-- DIRECTIONS FOR THIS TASK --
Give back the entire listing verbatim.

----

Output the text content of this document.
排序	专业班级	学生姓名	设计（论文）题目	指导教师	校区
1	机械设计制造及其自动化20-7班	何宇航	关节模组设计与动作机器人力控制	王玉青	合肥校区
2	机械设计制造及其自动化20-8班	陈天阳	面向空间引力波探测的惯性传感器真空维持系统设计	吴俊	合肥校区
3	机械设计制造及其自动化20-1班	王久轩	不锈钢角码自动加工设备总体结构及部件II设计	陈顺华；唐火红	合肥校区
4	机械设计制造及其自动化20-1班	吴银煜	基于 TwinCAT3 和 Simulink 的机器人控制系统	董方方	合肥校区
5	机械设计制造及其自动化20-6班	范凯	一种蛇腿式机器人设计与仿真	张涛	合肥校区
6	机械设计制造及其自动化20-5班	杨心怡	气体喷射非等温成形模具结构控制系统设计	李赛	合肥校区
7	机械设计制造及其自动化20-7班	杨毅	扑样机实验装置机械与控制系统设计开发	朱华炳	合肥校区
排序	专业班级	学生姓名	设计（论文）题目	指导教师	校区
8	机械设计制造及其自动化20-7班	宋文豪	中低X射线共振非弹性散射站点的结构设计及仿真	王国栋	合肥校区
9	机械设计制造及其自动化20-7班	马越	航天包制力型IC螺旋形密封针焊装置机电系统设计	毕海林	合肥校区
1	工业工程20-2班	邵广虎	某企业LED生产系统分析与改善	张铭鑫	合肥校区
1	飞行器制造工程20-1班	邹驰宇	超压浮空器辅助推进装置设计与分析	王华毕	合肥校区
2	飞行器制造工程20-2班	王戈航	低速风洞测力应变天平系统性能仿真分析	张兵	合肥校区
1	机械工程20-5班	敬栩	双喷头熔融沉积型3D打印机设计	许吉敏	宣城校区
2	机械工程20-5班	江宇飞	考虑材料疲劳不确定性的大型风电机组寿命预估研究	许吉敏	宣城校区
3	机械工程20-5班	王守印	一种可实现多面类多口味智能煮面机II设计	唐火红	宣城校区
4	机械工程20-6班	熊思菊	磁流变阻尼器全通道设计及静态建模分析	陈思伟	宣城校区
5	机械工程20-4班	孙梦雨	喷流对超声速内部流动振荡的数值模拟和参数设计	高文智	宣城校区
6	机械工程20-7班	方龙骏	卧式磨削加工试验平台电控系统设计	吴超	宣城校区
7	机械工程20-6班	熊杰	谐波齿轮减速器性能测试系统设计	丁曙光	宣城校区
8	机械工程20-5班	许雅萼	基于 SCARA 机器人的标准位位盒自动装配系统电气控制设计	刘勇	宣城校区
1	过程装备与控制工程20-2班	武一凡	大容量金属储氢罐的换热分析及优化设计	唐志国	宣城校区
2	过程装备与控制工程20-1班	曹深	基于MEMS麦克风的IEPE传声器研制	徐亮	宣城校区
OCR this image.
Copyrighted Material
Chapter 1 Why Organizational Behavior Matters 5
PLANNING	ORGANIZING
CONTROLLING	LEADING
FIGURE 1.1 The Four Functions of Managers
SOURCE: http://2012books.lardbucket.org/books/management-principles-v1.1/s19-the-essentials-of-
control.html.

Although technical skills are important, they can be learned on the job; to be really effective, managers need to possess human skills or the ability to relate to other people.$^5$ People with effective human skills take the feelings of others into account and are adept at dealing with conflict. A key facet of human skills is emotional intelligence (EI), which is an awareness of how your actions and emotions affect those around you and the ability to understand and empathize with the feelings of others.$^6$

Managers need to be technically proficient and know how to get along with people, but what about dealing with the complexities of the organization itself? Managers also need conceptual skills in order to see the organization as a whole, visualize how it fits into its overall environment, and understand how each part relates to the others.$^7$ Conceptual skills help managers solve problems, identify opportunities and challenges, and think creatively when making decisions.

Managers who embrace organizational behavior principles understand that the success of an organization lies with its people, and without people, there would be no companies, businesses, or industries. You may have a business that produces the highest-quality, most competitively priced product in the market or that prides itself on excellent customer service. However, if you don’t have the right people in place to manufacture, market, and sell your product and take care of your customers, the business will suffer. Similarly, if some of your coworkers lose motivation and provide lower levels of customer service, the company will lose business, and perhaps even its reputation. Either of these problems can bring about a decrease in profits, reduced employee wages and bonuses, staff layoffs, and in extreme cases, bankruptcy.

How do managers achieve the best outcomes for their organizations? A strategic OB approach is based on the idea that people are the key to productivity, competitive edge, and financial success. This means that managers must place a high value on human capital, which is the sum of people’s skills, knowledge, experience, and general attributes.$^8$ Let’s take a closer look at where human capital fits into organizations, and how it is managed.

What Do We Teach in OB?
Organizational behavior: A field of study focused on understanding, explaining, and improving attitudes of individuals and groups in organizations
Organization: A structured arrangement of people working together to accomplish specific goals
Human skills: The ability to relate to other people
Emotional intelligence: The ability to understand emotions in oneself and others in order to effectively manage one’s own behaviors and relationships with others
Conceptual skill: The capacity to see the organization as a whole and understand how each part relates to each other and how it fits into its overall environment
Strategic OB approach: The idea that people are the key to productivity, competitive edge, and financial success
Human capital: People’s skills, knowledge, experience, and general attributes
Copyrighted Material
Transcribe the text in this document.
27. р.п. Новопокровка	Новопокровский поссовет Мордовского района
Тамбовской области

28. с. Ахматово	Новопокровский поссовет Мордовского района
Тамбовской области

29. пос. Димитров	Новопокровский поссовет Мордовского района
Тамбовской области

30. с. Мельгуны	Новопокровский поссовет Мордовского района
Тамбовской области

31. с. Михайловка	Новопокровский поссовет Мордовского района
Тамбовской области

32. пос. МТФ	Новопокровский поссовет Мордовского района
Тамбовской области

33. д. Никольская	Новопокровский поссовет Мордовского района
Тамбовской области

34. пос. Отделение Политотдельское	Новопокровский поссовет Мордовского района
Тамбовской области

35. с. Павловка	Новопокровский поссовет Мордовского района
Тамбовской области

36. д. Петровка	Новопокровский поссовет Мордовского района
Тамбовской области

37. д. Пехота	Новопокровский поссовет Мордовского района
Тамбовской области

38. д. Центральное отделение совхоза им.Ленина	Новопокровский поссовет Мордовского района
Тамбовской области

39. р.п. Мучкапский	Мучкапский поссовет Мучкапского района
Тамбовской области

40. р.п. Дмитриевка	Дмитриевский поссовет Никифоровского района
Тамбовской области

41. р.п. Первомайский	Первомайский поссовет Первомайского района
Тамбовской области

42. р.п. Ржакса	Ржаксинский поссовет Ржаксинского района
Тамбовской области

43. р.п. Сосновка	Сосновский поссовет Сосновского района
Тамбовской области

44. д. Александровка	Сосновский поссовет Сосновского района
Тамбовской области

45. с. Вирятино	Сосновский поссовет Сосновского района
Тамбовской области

----

-- REPLY --
Output the text content of this document.
排序	专业班级	学生姓名	设计（论文）题目	指导教师	校区
1	机械设计制造及其自动化20-7班	何宇航	关节模组设计与动作机器人力控制	王玉青	合肥校区
2	机械设计制造及其自动化20-8班	陈天阳	面向空间引力波探测的惯性传感器真空维持系统设计	吴俊	合肥校区
3	机械设计制造及其自动化20-1班	王久轩	不锈钢角码自动加工设备总体结构及部件II设计	陈顺华；唐火红	合肥校区
4	机械设计制造及其自动化20-1班	吴银煜	基于 TwinCAT3 和 Simulink 的机器人控制系统	董方方	合肥校区
5	机械设计制造及其自动化20-6班	范凯	一种蛇腿式机器人设计与仿真	张涛	合肥校区
6	机械设计制造及其自动化20-5班	杨心怡	气体喷射非等温成形模具结构控制系统设计	李赛	合肥校区
7	机械设计制造及其自动化20-7班	杨毅	扑样机实验装置机械与控制系统设计开发	朱华炳	合肥校区
排序	专业班级	学生姓名	设计（论文）题目	指导教师	校区
8	机械设计制造及其自动化20-7班	宋文豪	中低X射线共振非弹性散射站点的结构设计及仿真	王国栋	合肥校区
9	机械设计制造及其自动化20-7班	马越	航天包制力型IC螺旋形密封针焊装置机电系统设计	毕海林	合肥校区
1	工业工程20-2班	邵广虎	某企业LED生产系统分析与改善	张铭鑫	合肥校区
1	飞行器制造工程20-1班	邹驰宇	超压浮空器辅助推进装置设计与分析	王华毕	合肥校区
2	飞行器制造工程20-2班	王戈航	低速风洞测力应变天平系统性能仿真分析	张兵	合肥校区
1	机械工程20-5班	敬栩	双喷头熔融沉积型3D打印机设计	许吉敏	宣城校区
2	机械工程20-5班	江宇飞	考虑材料疲劳不确定性的大型风电机组寿命预估研究	许吉敏	宣城校区
3	机械工程20-5班	王守印	一种可实现多面类多口味智能煮面机II设计	唐火红	宣城校区
4	机械工程20-6班	熊思菊	磁流变阻尼器全通道设计及静态建模分析	陈思伟	宣城校区
5	机械工程20-4班	孙梦雨	喷流对超声速内部流动振荡的数值模拟和参数设计	高文智	宣城校区
6	机械工程20-7班	方龙骏	卧式磨削加工试验平台电控系统设计	吴超	宣城校区
7	机械工程20-6班	熊杰	谐波齿轮减速器性能测试系统设计	丁曙光	宣城校区
8	机械工程20-5班	许雅萼	基于 SCARA 机器人的标准位位盒自动装配系统电气控制设计	刘勇	宣城校区
1	过程装备与控制工程20-2班	武一凡	大容量金属储氢罐的换热分析及优化设计	唐志国	宣城校区
2	过程装备与控制工程20-1班	曹深	基于MEMS麦克风的IEPE传声器研制	徐亮	宣城校区
OCR this image.
Copyrighted Material
Chapter 1 Why Organizational Behavior Matters 5
PLANNING	ORGANIZING
CONTROLLING	LEADING
FIGURE 1.1 The Four Functions of Managers
SOURCE: http://2012books.lardbucket.org/books/management-principles-v1.1/s19-the-essentials-of-
control.html.

Although technical skills are important, they can be learned on the job; to be really effective, managers need to possess human skills or the ability to relate to other people.$^5$ People with effective human skills take the feelings of others into account and are adept at dealing with conflict. A key facet of human skills is emotional intelligence (EI), which is an awareness of how your actions and emotions affect those around you and the ability to understand and empathize with the feelings of others.$^6$

Managers need to be technically proficient and know how to get along with people, but what about dealing with the complexities of the organization itself? Managers also need conceptual skills in order to see the organization as a whole, visualize how it fits into its overall environment, and understand how each part relates to the others.$^7$ Conceptual skills help managers solve problems, identify opportunities and challenges, and think creatively when making decisions.

Managers who embrace organizational behavior principles understand that the success of an organization lies with its people, and without people, there would be no companies, businesses, or industries. You may have a business that produces the highest-quality, most competitively priced product in the market or that prides itself on excellent customer service. However, if you don’t have the right people in place to manufacture, market, and sell your product and take care of your customers, the business will suffer. Similarly, if some of your coworkers lose motivation and provide lower levels of customer service, the company will lose business, and perhaps even its reputation. Either of these problems can bring about a decrease in profits, reduced employee wages and bonuses, staff layoffs, and in extreme cases, bankruptcy.

How do managers achieve the best outcomes for their organizations? A strategic OB approach is based on the idea that people are the key to productivity, competitive edge, and financial success. This means that managers must place a high value on human capital, which is the sum of people’s skills, knowledge, experience, and general attributes.$^8$ Let’s take a closer look at where human capital fits into organizations, and how it is managed.

What Do We Teach in OB?
Organizational behavior: A field of study focused on understanding, explaining, and improving attitudes of individuals and groups in organizations
Organization: A structured arrangement of people working together to accomplish specific goals
Human skills: The ability to relate to other people
Emotional intelligence: The ability to understand emotions in oneself and others in order to effectively manage one’s own behaviors and relationships with others
Conceptual skill: The capacity to see the organization as a whole and understand how each part relates to each other and how it fits into its overall environment
Strategic OB approach: The idea that people are the key to productivity, competitive edge, and financial success
Human capital: People’s skills, knowledge, experience, and general attributes
Copyrighted Material
Transcribe the text in this document.
27. р.п. Новопокровка	Новопокровский поссовет Мордовского района
Тамбовской области

28. с. Ахматово	Новопокровский поссовет Мордовского района
Тамбовской области

29. пос. Димитров	Новопокровский поссовет Мордовского района
Тамбовской области

30. с. Мельгуны	Новопокровский поссовет Мордовского района
Тамбовской области

31. с. Михайловка	Новопокровский поссовет Мордовского района
Тамбовской области

32. пос. МТФ	Новопокровский поссовет Мордовского района
Тамбовской области

33. д. Никольская	Новопокровский поссовет Мордовского района
Тамбовской области

34. пос. Отделение Политотдельское	Новопокровский поссовет Мордовского района
Тамбовской области

35. с. Павловка	Новопокровский поссовет Мордовского района
Тамбовской области

36. д. Петровка	Новопокровский поссовет Мордовского района
Тамбовской области

37. д. Пехота	Новопокровский поссовет Мордовского района
Тамбовской области

38. д. Центральное отделение совхоза им.Ленина	Новопокровский поссовет Мордовского района
Тамбовской области

39. р.п. Мучкапский	Мучкапский поссовет Мучкапского района
Тамбовской области

40. р.п. Дмитриевка	Дмитриевский поссовет Никифоровского района
Тамбовской области

41. р.п. Первомайский	Первомайский поссовет Первомайского района
Тамбовской области

42. р.п. Ржакса	Ржаксинский поссовет Ржаксинского района
Тамбовской области

43. р.п. Сосновка	Сосновский поссовет Сосновского района
Тамбовской области

44. д. Александровка	Сосновский поссовет Сосновского района
Тамбовской области

45. с. Вирятино	Сосновский поссовет Сосновского района
Тамбовской области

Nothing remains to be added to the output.